┌──
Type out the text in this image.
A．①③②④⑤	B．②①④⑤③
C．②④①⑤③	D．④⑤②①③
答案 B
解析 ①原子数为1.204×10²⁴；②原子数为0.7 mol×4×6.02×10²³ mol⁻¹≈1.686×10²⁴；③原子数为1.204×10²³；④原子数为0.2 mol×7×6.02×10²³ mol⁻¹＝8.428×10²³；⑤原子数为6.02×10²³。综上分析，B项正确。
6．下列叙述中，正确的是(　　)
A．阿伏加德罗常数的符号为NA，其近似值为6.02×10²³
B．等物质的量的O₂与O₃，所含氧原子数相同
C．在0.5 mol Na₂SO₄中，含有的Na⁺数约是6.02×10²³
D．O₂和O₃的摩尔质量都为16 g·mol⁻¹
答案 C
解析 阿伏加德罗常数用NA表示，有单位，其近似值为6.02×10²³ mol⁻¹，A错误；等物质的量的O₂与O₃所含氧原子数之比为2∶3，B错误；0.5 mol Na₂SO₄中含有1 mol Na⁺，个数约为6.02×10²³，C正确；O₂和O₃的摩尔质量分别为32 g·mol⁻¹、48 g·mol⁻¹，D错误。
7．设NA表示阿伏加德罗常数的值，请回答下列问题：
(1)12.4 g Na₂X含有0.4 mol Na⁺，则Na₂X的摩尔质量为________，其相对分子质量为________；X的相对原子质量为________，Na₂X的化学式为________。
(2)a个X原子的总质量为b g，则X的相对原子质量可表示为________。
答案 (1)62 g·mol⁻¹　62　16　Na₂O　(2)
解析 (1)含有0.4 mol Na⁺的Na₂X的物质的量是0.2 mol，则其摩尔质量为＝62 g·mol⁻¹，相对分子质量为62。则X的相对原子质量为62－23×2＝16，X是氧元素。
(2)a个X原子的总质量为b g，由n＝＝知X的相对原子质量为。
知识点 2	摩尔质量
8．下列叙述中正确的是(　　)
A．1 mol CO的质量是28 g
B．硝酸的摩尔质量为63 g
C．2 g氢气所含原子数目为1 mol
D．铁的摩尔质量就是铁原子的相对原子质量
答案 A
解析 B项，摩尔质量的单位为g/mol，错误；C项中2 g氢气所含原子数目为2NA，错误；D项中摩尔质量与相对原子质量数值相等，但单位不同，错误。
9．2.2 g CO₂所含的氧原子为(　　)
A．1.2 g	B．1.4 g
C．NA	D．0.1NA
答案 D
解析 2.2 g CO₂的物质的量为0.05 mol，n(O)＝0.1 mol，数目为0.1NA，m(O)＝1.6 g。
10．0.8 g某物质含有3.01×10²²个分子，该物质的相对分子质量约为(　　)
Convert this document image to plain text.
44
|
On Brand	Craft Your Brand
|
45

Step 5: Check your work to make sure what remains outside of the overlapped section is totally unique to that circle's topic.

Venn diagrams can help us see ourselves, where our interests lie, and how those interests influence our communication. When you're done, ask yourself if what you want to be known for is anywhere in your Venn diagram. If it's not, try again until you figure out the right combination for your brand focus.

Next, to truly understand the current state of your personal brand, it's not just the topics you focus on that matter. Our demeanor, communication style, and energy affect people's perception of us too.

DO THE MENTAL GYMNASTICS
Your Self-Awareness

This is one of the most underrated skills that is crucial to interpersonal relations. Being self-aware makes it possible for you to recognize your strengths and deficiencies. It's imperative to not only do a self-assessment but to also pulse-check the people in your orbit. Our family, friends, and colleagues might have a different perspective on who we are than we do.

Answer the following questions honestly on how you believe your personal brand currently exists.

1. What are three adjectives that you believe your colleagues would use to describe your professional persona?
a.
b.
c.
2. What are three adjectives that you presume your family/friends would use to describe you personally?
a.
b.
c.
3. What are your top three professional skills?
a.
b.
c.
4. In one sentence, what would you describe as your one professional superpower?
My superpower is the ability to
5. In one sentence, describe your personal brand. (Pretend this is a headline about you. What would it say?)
└──
◆ Do this ◆
Extract each line of the listing above, copying it word for word.

◆ Output for this task ◆
Type out the text in this image.
A．①③②④⑤	B．②①④⑤③
C．②④①⑤③	D．④⑤②①③
答案 B
解析 ①原子数为1.204×10²⁴；②原子数为0.7 mol×4×6.02×10²³ mol⁻¹≈1.686×10²⁴；③原子数为1.204×10²³；④原子数为0.2 mol×7×6.02×10²³ mol⁻¹＝8.428×10²³；⑤原子数为6.02×10²³。综上分析，B项正确。
6．下列叙述中，正确的是(　　)
A．阿伏加德罗常数的符号为NA，其近似值为6.02×10²³
B．等物质的量的O₂与O₃，所含氧原子数相同
C．在0.5 mol Na₂SO₄中，含有的Na⁺数约是6.02×10²³
D．O₂和O₃的摩尔质量都为16 g·mol⁻¹
答案 C
解析 阿伏加德罗常数用NA表示，有单位，其近似值为6.02×10²³ mol⁻¹，A错误；等物质的量的O₂与O₃所含氧原子数之比为2∶3，B错误；0.5 mol Na₂SO₄中含有1 mol Na⁺，个数约为6.02×10²³，C正确；O₂和O₃的摩尔质量分别为32 g·mol⁻¹、48 g·mol⁻¹，D错误。
7．设NA表示阿伏加德罗常数的值，请回答下列问题：
(1)12.4 g Na₂X含有0.4 mol Na⁺，则Na₂X的摩尔质量为________，其相对分子质量为________；X的相对原子质量为________，Na₂X的化学式为________。
(2)a个X原子的总质量为b g，则X的相对原子质量可表示为________。
答案 (1)62 g·mol⁻¹　62　16　Na₂O　(2)
解析 (1)含有0.4 mol Na⁺的Na₂X的物质的量是0.2 mol，则其摩尔质量为＝62 g·mol⁻¹，相对分子质量为62。则X的相对原子质量为62－23×2＝16，X是氧元素。
(2)a个X原子的总质量为b g，由n＝＝知X的相对原子质量为。
知识点 2	摩尔质量
8．下列叙述中正确的是(　　)
A．1 mol CO的质量是28 g
B．硝酸的摩尔质量为63 g
C．2 g氢气所含原子数目为1 mol
D．铁的摩尔质量就是铁原子的相对原子质量
答案 A
解析 B项，摩尔质量的单位为g/mol，错误；C项中2 g氢气所含原子数目为2NA，错误；D项中摩尔质量与相对原子质量数值相等，但单位不同，错误。
9．2.2 g CO₂所含的氧原子为(　　)
A．1.2 g	B．1.4 g
C．NA	D．0.1NA
答案 D
解析 2.2 g CO₂的物质的量为0.05 mol，n(O)＝0.1 mol，数目为0.1NA，m(O)＝1.6 g。
10．0.8 g某物质含有3.01×10²²个分子，该物质的相对分子质量约为(　　)
Convert this document image to plain text.
44
|
On Brand	Craft Your Brand
|
45

Step 5: Check your work to make sure what remains outside of the overlapped section is totally unique to that circle's topic.

Venn diagrams can help us see ourselves, where our interests lie, and how those interests influence our communication. When you're done, ask yourself if what you want to be known for is anywhere in your Venn diagram. If it's not, try again until you figure out the right combination for your brand focus.

Next, to truly understand the current state of your personal brand, it's not just the topics you focus on that matter. Our demeanor, communication style, and energy affect people's perception of us too.

DO THE MENTAL GYMNASTICS
Your Self-Awareness

This is one of the most underrated skills that is crucial to interpersonal relations. Being self-aware makes it possible for you to recognize your strengths and deficiencies. It's imperative to not only do a self-assessment but to also pulse-check the people in your orbit. Our family, friends, and colleagues might have a different perspective on who we are than we do.

Answer the following questions honestly on how you believe your personal brand currently exists.

1. What are three adjectives that you believe your colleagues would use to describe your professional persona?
a.
b.
c.
2. What are three adjectives that you presume your family/friends would use to describe you personally?
a.
b.
c.
3. What are your top three professional skills?
a.
b.
c.
4. In one sentence, what would you describe as your one professional superpower?
My superpower is the ability to
5. In one sentence, describe your personal brand. (Pretend this is a headline about you. What would it say?)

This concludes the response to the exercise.